* **PROMPT**
Return each entry exactly, with none missing.

* **DATASET EXTRACT**
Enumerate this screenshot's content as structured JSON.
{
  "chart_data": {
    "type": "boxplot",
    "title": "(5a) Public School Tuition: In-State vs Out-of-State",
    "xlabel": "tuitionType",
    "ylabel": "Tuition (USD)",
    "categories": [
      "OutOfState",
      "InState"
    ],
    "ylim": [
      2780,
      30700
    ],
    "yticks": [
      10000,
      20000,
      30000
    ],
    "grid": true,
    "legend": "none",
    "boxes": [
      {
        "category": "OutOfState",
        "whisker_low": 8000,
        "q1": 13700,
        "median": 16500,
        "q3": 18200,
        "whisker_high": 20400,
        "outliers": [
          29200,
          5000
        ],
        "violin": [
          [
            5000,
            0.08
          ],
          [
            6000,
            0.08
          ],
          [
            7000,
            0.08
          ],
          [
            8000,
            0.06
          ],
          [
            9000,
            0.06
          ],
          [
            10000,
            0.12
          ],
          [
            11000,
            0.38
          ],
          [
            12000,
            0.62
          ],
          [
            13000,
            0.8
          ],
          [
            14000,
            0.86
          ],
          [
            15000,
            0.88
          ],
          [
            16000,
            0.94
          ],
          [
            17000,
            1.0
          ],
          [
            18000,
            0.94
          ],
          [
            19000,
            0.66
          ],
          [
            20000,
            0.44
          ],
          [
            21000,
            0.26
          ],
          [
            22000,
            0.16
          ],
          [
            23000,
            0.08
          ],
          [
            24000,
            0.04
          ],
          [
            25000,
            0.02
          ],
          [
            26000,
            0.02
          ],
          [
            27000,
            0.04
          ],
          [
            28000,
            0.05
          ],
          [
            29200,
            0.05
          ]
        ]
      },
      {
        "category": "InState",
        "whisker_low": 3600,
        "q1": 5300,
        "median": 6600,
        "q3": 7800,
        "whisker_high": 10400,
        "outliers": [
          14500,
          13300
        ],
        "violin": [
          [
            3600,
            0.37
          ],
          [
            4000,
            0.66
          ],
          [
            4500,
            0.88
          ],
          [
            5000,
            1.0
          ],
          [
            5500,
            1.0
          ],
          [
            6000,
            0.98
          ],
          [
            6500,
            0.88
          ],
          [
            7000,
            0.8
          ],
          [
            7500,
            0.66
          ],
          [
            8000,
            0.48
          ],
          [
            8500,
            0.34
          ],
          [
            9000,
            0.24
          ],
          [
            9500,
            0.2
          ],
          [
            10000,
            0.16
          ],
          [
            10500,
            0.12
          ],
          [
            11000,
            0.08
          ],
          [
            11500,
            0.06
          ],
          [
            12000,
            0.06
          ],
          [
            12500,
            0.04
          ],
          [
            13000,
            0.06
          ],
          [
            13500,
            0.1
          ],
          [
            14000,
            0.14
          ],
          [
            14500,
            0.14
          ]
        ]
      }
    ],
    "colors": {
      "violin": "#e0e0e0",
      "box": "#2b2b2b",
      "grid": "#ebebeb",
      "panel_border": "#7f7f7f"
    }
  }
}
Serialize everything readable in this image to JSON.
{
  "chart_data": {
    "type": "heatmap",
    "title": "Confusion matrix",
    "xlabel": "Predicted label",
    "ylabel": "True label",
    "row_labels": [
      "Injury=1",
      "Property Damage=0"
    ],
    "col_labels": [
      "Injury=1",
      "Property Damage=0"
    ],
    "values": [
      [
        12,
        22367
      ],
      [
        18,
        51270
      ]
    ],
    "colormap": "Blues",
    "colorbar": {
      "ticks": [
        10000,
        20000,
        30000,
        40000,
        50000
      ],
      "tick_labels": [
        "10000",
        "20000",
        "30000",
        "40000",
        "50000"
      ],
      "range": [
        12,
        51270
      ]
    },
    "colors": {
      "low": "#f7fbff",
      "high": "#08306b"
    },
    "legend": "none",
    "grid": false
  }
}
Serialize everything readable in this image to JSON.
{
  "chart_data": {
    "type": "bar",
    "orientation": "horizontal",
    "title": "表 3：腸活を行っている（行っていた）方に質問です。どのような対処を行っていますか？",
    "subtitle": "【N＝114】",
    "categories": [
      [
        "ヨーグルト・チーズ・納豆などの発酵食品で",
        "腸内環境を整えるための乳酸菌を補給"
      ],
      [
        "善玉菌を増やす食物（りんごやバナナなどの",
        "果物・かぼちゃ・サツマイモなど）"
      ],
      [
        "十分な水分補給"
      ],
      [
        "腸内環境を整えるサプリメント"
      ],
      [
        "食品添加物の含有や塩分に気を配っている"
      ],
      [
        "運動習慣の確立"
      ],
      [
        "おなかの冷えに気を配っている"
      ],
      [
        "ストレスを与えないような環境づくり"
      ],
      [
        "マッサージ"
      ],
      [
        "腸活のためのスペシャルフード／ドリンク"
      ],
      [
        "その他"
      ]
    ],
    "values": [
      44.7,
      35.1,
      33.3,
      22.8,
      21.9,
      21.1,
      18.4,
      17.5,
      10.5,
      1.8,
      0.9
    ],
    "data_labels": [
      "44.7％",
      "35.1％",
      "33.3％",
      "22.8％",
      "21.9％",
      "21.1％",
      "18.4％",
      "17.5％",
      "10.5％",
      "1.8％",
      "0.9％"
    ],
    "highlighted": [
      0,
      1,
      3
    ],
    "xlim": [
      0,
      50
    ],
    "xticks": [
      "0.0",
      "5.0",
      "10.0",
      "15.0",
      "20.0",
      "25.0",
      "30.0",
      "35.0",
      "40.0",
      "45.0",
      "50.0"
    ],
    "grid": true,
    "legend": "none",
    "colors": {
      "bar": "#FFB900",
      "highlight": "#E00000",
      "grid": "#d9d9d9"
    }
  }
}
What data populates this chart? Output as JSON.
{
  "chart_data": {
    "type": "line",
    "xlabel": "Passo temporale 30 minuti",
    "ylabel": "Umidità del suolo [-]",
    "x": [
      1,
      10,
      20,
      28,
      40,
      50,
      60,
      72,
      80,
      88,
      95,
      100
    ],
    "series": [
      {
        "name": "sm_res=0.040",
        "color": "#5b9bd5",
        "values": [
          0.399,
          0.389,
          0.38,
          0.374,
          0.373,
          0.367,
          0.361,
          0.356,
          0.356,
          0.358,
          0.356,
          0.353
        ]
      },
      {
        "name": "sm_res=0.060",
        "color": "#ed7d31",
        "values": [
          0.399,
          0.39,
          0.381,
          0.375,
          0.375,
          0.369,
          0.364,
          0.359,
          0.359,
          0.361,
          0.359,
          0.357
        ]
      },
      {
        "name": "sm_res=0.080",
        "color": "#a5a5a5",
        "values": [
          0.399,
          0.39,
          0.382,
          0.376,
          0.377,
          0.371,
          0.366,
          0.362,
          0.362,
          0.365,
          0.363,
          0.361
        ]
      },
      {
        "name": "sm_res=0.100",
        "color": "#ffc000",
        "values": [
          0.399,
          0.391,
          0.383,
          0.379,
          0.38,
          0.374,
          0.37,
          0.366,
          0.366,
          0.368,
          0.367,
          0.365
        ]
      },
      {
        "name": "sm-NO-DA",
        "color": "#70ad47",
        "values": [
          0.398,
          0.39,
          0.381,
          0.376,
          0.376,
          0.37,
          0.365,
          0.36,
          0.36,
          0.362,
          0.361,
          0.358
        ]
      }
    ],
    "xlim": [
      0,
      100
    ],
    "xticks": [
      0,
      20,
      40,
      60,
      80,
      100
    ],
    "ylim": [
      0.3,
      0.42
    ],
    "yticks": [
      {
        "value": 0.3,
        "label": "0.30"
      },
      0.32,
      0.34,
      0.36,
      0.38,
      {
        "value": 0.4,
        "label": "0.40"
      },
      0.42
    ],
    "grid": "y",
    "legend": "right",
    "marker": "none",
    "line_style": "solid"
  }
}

* **WRITTEN RESPONSE**
Enumerate this screenshot's content as structured JSON.
{
  "chart_data": {
    "type": "boxplot",
    "title": "(5a) Public School Tuition: In-State vs Out-of-State",
    "xlabel": "tuitionType",
    "ylabel": "Tuition (USD)",
    "categories": [
      "OutOfState",
      "InState"
    ],
    "ylim": [
      2780,
      30700
    ],
    "yticks": [
      10000,
      20000,
      30000
    ],
    "grid": true,
    "legend": "none",
    "boxes": [
      {
        "category": "OutOfState",
        "whisker_low": 8000,
        "q1": 13700,
        "median": 16500,
        "q3": 18200,
        "whisker_high": 20400,
        "outliers": [
          29200,
          5000
        ],
        "violin": [
          [
            5000,
            0.08
          ],
          [
            6000,
            0.08
          ],
          [
            7000,
            0.08
          ],
          [
            8000,
            0.06
          ],
          [
            9000,
            0.06
          ],
          [
            10000,
            0.12
          ],
          [
            11000,
            0.38
          ],
          [
            12000,
            0.62
          ],
          [
            13000,
            0.8
          ],
          [
            14000,
            0.86
          ],
          [
            15000,
            0.88
          ],
          [
            16000,
            0.94
          ],
          [
            17000,
            1.0
          ],
          [
            18000,
            0.94
          ],
          [
            19000,
            0.66
          ],
          [
            20000,
            0.44
          ],
          [
            21000,
            0.26
          ],
          [
            22000,
            0.16
          ],
          [
            23000,
            0.08
          ],
          [
            24000,
            0.04
          ],
          [
            25000,
            0.02
          ],
          [
            26000,
            0.02
          ],
          [
            27000,
            0.04
          ],
          [
            28000,
            0.05
          ],
          [
            29200,
            0.05
          ]
        ]
      },
      {
        "category": "InState",
        "whisker_low": 3600,
        "q1": 5300,
        "median": 6600,
        "q3": 7800,
        "whisker_high": 10400,
        "outliers": [
          14500,
          13300
        ],
        "violin": [
          [
            3600,
            0.37
          ],
          [
            4000,
            0.66
          ],
          [
            4500,
            0.88
          ],
          [
            5000,
            1.0
          ],
          [
            5500,
            1.0
          ],
          [
            6000,
            0.98
          ],
          [
            6500,
            0.88
          ],
          [
            7000,
            0.8
          ],
          [
            7500,
            0.66
          ],
          [
            8000,
            0.48
          ],
          [
            8500,
            0.34
          ],
          [
            9000,
            0.24
          ],
          [
            9500,
            0.2
          ],
          [
            10000,
            0.16
          ],
          [
            10500,
            0.12
          ],
          [
            11000,
            0.08
          ],
          [
            11500,
            0.06
          ],
          [
            12000,
            0.06
          ],
          [
            12500,
            0.04
          ],
          [
            13000,
            0.06
          ],
          [
            13500,
            0.1
          ],
          [
            14000,
            0.14
          ],
          [
            14500,
            0.14
          ]
        ]
      }
    ],
    "colors": {
      "violin": "#e0e0e0",
      "box": "#2b2b2b",
      "grid": "#ebebeb",
      "panel_border": "#7f7f7f"
    }
  }
}
Serialize everything readable in this image to JSON.
{
  "chart_data": {
    "type": "heatmap",
    "title": "Confusion matrix",
    "xlabel": "Predicted label",
    "ylabel": "True label",
    "row_labels": [
      "Injury=1",
      "Property Damage=0"
    ],
    "col_labels": [
      "Injury=1",
      "Property Damage=0"
    ],
    "values": [
      [
        12,
        22367
      ],
      [
        18,
        51270
      ]
    ],
    "colormap": "Blues",
    "colorbar": {
      "ticks": [
        10000,
        20000,
        30000,
        40000,
        50000
      ],
      "tick_labels": [
        "10000",
        "20000",
        "30000",
        "40000",
        "50000"
      ],
      "range": [
        12,
        51270
      ]
    },
    "colors": {
      "low": "#f7fbff",
      "high": "#08306b"
    },
    "legend": "none",
    "grid": false
  }
}
Serialize everything readable in this image to JSON.
{
  "chart_data": {
    "type": "bar",
    "orientation": "horizontal",
    "title": "表 3：腸活を行っている（行っていた）方に質問です。どのような対処を行っていますか？",
    "subtitle": "【N＝114】",
    "categories": [
      [
        "ヨーグルト・チーズ・納豆などの発酵食品で",
        "腸内環境を整えるための乳酸菌を補給"
      ],
      [
        "善玉菌を増やす食物（りんごやバナナなどの",
        "果物・かぼちゃ・サツマイモなど）"
      ],
      [
        "十分な水分補給"
      ],
      [
        "腸内環境を整えるサプリメント"
      ],
      [
        "食品添加物の含有や塩分に気を配っている"
      ],
      [
        "運動習慣の確立"
      ],
      [
        "おなかの冷えに気を配っている"
      ],
      [
        "ストレスを与えないような環境づくり"
      ],
      [
        "マッサージ"
      ],
      [
        "腸活のためのスペシャルフード／ドリンク"
      ],
      [
        "その他"
      ]
    ],
    "values": [
      44.7,
      35.1,
      33.3,
      22.8,
      21.9,
      21.1,
      18.4,
      17.5,
      10.5,
      1.8,
      0.9
    ],
    "data_labels": [
      "44.7％",
      "35.1％",
      "33.3％",
      "22.8％",
      "21.9％",
      "21.1％",
      "18.4％",
      "17.5％",
      "10.5％",
      "1.8％",
      "0.9％"
    ],
    "highlighted": [
      0,
      1,
      3
    ],
    "xlim": [
      0,
      50
    ],
    "xticks": [
      "0.0",
      "5.0",
      "10.0",
      "15.0",
      "20.0",
      "25.0",
      "30.0",
      "35.0",
      "40.0",
      "45.0",
      "50.0"
    ],
    "grid": true,
    "legend": "none",
    "colors": {
      "bar": "#FFB900",
      "highlight": "#E00000",
      "grid": "#d9d9d9"
    }
  }
}
What data populates this chart? Output as JSON.
{
  "chart_data": {
    "type": "line",
    "xlabel": "Passo temporale 30 minuti",
    "ylabel": "Umidità del suolo [-]",
    "x": [
      1,
      10,
      20,
      28,
      40,
      50,
      60,
      72,
      80,
      88,
      95,
      100
    ],
    "series": [
      {
        "name": "sm_res=0.040",
        "color": "#5b9bd5",
        "values": [
          0.399,
          0.389,
          0.38,
          0.374,
          0.373,
          0.367,
          0.361,
          0.356,
          0.356,
          0.358,
          0.356,
          0.353
        ]
      },
      {
        "name": "sm_res=0.060",
        "color": "#ed7d31",
        "values": [
          0.399,
          0.39,
          0.381,
          0.375,
          0.375,
          0.369,
          0.364,
          0.359,
          0.359,
          0.361,
          0.359,
          0.357
        ]
      },
      {
        "name": "sm_res=0.080",
        "color": "#a5a5a5",
        "values": [
          0.399,
          0.39,
          0.382,
          0.376,
          0.377,
          0.371,
          0.366,
          0.362,
          0.362,
          0.365,
          0.363,
          0.361
        ]
      },
      {
        "name": "sm_res=0.100",
        "color": "#ffc000",
        "values": [
          0.399,
          0.391,
          0.383,
          0.379,
          0.38,
          0.374,
          0.37,
          0.366,
          0.366,
          0.368,
          0.367,
          0.365
        ]
      },
      {
        "name": "sm-NO-DA",
        "color": "#70ad47",
        "values": [
          0.398,
          0.39,
          0.381,
          0.376,
          0.376,
          0.37,
          0.365,
          0.36,
          0.36,
          0.362,
          0.361,
          0.358
        ]
      }
    ],
    "xlim": [
      0,
      100
    ],
    "xticks": [
      0,
      20,
      40,
      60,
      80,
      100
    ],
    "ylim": [
      0.3,
      0.42
    ],
    "yticks": [
      {
        "value": 0.3,
        "label": "0.30"
      },
      0.32,
      0.34,
      0.36,
      0.38,
      {
        "value": 0.4,
        "label": "0.40"
      },
      0.42
    ],
    "grid": "y",
    "legend": "right",
    "marker": "none",
    "line_style": "solid"
  }
}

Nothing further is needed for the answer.